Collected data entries

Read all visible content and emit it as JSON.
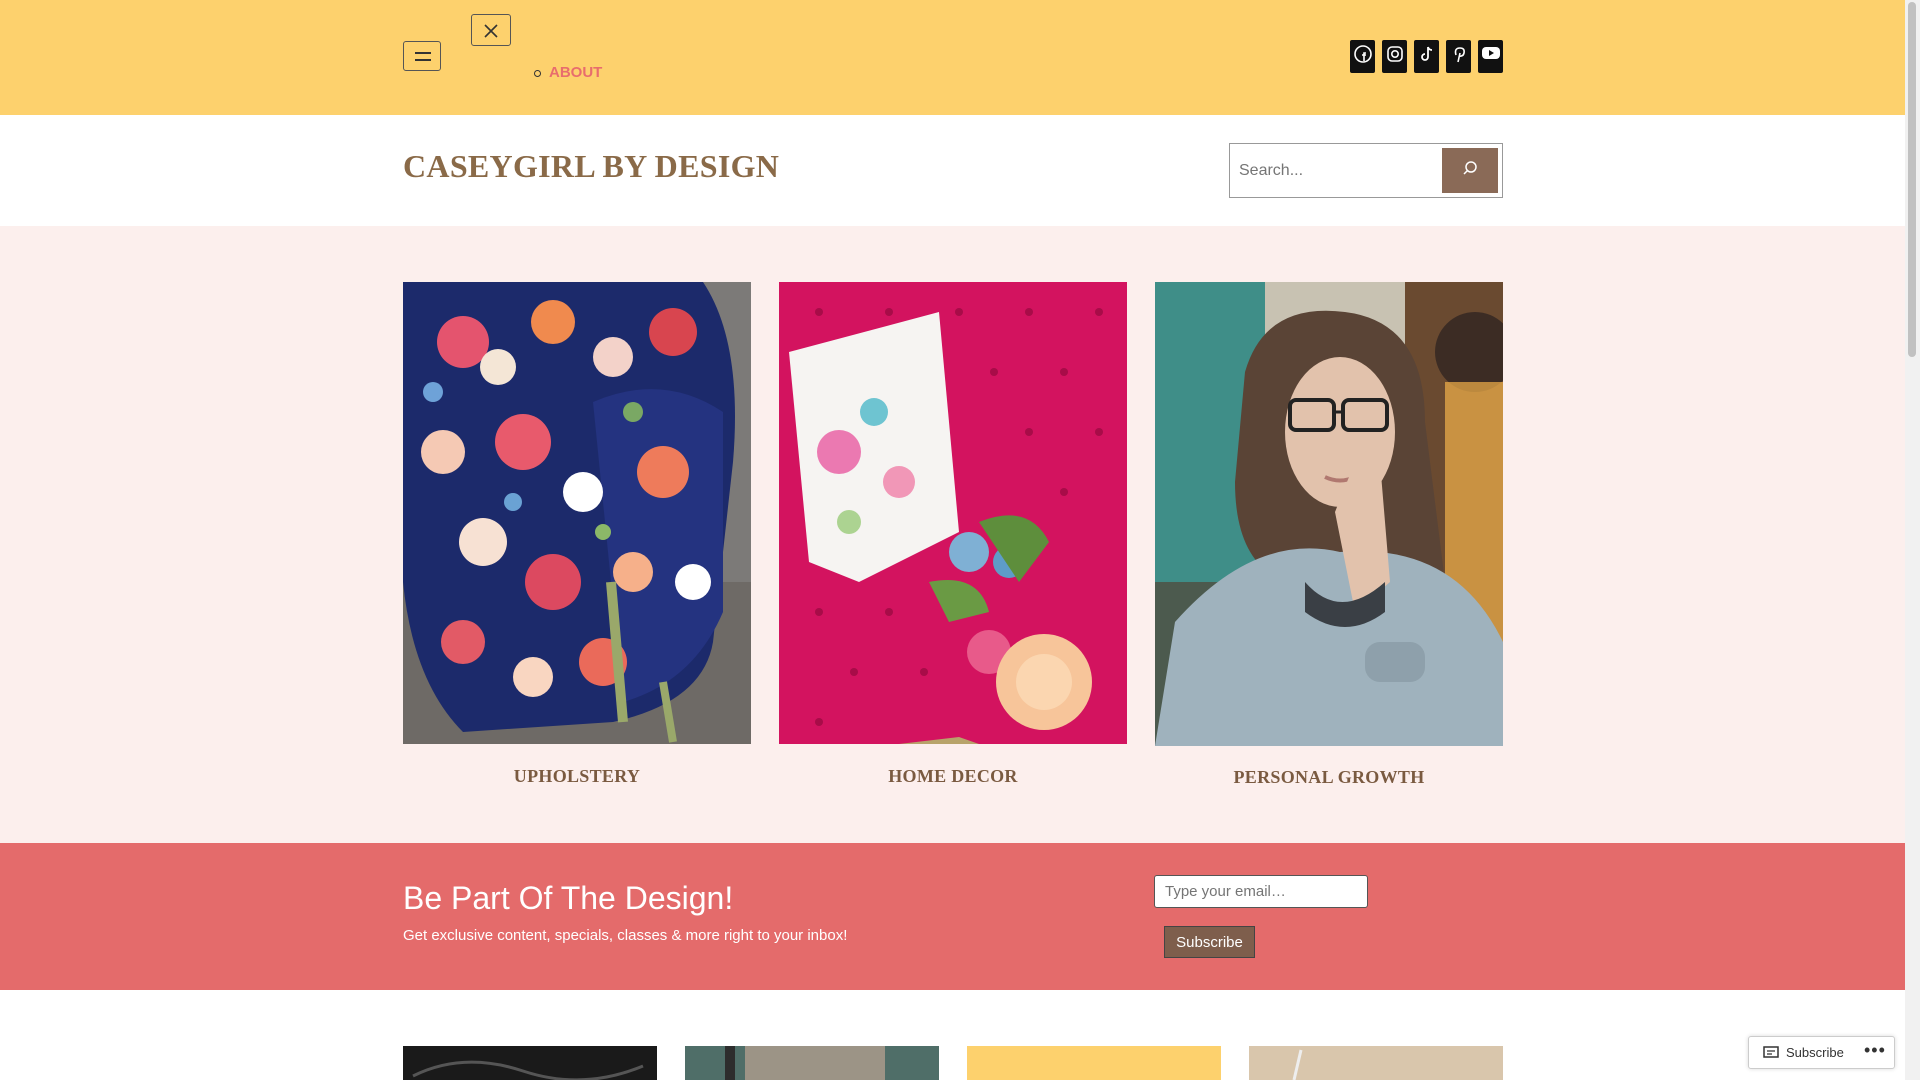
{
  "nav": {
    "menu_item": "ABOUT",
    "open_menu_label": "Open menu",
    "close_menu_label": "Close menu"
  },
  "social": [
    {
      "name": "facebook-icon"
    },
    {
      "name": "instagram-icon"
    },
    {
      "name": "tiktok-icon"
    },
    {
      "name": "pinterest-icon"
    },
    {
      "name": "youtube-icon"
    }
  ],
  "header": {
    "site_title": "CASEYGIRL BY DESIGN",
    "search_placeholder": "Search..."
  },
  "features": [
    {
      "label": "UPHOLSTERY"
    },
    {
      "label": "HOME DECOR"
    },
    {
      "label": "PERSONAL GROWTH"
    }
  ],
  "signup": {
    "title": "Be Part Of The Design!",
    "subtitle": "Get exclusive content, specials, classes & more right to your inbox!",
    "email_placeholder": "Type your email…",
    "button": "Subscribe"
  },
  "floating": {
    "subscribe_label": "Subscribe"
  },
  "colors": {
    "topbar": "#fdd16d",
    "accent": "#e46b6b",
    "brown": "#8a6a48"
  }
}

WORK REQUIRED
Using the listing above, state the number of lines that hold "icon", with no other text.

EXERCISE OUTPUT
5